• WRITTEN INSTRUCTION
Which lines hold the word "Section"? Copy each of them from the material.

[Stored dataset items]
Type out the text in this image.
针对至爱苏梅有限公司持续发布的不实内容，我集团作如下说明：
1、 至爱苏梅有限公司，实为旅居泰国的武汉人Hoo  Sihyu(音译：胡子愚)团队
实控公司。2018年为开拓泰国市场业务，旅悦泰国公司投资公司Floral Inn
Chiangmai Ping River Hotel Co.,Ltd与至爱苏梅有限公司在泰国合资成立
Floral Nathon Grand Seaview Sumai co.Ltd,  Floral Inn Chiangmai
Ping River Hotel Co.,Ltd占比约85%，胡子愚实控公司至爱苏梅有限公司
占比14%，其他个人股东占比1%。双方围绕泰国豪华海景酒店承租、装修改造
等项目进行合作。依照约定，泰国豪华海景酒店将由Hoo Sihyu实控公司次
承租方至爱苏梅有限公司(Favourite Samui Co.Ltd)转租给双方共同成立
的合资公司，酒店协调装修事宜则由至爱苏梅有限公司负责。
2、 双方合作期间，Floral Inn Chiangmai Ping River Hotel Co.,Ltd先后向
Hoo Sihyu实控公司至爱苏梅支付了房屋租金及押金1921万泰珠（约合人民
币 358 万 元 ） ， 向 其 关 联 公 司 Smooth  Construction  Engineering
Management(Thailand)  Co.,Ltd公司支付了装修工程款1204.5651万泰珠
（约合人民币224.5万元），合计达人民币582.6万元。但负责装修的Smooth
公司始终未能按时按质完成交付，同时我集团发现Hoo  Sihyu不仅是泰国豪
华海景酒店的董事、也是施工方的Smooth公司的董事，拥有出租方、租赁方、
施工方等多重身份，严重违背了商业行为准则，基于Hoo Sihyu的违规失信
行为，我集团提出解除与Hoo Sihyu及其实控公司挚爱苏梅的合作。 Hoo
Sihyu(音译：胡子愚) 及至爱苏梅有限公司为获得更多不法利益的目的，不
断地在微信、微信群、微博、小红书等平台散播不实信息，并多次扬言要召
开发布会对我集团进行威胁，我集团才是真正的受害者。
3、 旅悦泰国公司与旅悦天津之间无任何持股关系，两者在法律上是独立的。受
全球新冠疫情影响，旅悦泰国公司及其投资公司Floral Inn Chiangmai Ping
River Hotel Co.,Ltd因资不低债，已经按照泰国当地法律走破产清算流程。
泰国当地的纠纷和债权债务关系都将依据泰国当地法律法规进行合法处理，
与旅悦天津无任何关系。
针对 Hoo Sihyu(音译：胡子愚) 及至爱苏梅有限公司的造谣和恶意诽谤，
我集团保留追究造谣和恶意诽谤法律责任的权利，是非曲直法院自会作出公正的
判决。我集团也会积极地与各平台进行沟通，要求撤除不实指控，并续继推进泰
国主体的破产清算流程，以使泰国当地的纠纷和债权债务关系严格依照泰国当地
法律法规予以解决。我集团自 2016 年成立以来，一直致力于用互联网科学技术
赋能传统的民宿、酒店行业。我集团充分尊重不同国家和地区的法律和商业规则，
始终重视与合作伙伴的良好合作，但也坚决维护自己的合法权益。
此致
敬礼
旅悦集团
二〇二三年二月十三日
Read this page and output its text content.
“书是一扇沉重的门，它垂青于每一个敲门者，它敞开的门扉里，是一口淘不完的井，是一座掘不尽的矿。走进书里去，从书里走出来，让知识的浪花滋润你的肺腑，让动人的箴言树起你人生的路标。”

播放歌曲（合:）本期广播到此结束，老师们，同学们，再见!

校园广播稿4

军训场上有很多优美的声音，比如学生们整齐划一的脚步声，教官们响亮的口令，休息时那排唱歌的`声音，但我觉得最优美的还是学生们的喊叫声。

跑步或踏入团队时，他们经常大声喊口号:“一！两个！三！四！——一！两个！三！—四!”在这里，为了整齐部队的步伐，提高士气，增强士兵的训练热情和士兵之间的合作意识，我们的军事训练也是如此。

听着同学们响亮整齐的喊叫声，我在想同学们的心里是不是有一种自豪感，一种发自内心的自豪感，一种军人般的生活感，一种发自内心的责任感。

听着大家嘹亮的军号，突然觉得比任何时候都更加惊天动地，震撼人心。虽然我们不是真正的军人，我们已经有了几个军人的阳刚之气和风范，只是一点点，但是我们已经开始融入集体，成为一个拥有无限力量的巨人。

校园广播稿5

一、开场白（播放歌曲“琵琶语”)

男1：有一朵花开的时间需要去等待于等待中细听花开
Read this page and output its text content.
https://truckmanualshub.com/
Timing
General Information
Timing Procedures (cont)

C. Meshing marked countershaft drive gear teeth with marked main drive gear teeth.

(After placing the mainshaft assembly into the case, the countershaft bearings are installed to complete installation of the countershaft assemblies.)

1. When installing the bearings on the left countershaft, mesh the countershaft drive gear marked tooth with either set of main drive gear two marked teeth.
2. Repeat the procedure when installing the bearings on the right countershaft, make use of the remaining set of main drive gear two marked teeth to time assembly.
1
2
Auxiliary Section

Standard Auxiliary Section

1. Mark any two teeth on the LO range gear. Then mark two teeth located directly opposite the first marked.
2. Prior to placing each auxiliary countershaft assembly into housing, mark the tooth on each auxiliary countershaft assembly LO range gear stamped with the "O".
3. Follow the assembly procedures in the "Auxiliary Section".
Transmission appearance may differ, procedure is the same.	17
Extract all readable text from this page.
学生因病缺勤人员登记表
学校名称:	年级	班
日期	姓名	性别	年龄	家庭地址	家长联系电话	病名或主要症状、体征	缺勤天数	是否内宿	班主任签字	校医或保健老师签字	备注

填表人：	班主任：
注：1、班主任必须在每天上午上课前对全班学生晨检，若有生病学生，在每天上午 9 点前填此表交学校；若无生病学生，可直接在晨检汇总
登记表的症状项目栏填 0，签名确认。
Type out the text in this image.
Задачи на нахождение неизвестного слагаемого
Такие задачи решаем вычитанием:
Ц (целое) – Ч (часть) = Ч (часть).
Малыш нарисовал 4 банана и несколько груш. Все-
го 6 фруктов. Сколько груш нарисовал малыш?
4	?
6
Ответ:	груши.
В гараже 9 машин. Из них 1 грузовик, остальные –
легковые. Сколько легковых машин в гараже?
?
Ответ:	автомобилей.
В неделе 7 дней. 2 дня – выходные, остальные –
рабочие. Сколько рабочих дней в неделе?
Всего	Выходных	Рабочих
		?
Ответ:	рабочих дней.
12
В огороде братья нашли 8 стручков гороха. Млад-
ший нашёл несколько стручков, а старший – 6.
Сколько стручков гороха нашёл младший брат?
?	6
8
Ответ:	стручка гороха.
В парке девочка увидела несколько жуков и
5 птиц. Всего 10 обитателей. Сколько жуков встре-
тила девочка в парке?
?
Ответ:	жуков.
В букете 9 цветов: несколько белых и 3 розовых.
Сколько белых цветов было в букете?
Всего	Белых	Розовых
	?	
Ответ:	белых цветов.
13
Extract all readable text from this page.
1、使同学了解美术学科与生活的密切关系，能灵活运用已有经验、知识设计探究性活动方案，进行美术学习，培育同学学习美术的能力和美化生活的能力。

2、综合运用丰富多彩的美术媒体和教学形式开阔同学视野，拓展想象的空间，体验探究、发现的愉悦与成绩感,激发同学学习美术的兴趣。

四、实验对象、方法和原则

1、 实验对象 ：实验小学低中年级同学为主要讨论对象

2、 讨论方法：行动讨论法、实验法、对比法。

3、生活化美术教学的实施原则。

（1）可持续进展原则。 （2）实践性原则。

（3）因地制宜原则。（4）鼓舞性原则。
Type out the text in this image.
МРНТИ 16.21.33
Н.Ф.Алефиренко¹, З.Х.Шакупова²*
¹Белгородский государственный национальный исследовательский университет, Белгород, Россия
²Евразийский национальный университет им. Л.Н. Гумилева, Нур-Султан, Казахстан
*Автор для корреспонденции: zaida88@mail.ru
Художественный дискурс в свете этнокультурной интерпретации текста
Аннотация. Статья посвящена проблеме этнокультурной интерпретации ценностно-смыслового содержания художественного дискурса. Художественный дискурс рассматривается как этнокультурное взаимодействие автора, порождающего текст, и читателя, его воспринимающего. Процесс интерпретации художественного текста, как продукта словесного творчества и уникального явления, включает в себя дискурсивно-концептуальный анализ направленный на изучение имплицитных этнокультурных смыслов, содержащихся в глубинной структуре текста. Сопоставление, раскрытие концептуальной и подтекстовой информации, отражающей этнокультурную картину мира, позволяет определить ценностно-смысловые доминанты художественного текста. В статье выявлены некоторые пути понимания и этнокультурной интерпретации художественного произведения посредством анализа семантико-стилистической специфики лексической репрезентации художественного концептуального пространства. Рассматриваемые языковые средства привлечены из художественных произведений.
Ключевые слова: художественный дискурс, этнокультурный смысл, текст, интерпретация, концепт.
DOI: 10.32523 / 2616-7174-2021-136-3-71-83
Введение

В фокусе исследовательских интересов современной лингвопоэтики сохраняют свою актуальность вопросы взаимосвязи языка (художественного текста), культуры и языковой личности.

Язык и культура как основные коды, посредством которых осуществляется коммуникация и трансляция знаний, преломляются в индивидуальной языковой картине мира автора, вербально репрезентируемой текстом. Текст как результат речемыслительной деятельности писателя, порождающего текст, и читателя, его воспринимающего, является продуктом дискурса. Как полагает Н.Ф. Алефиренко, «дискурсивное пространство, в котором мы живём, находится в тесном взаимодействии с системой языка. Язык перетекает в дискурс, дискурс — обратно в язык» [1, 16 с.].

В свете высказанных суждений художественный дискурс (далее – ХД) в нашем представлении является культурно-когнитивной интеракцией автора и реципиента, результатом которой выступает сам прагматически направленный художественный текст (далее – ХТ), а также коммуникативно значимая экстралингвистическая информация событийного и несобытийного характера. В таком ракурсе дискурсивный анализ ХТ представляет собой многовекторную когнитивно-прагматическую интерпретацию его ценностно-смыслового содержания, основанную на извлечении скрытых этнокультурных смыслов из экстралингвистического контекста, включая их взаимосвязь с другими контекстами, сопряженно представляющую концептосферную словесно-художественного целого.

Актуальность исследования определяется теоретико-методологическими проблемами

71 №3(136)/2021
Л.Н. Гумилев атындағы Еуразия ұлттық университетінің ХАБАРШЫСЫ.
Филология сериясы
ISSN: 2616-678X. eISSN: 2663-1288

• RESULT OF THIS EXERCISE
Auxiliary Section
Standard Auxiliary Section
3. Follow the assembly procedures in the "Auxiliary Section".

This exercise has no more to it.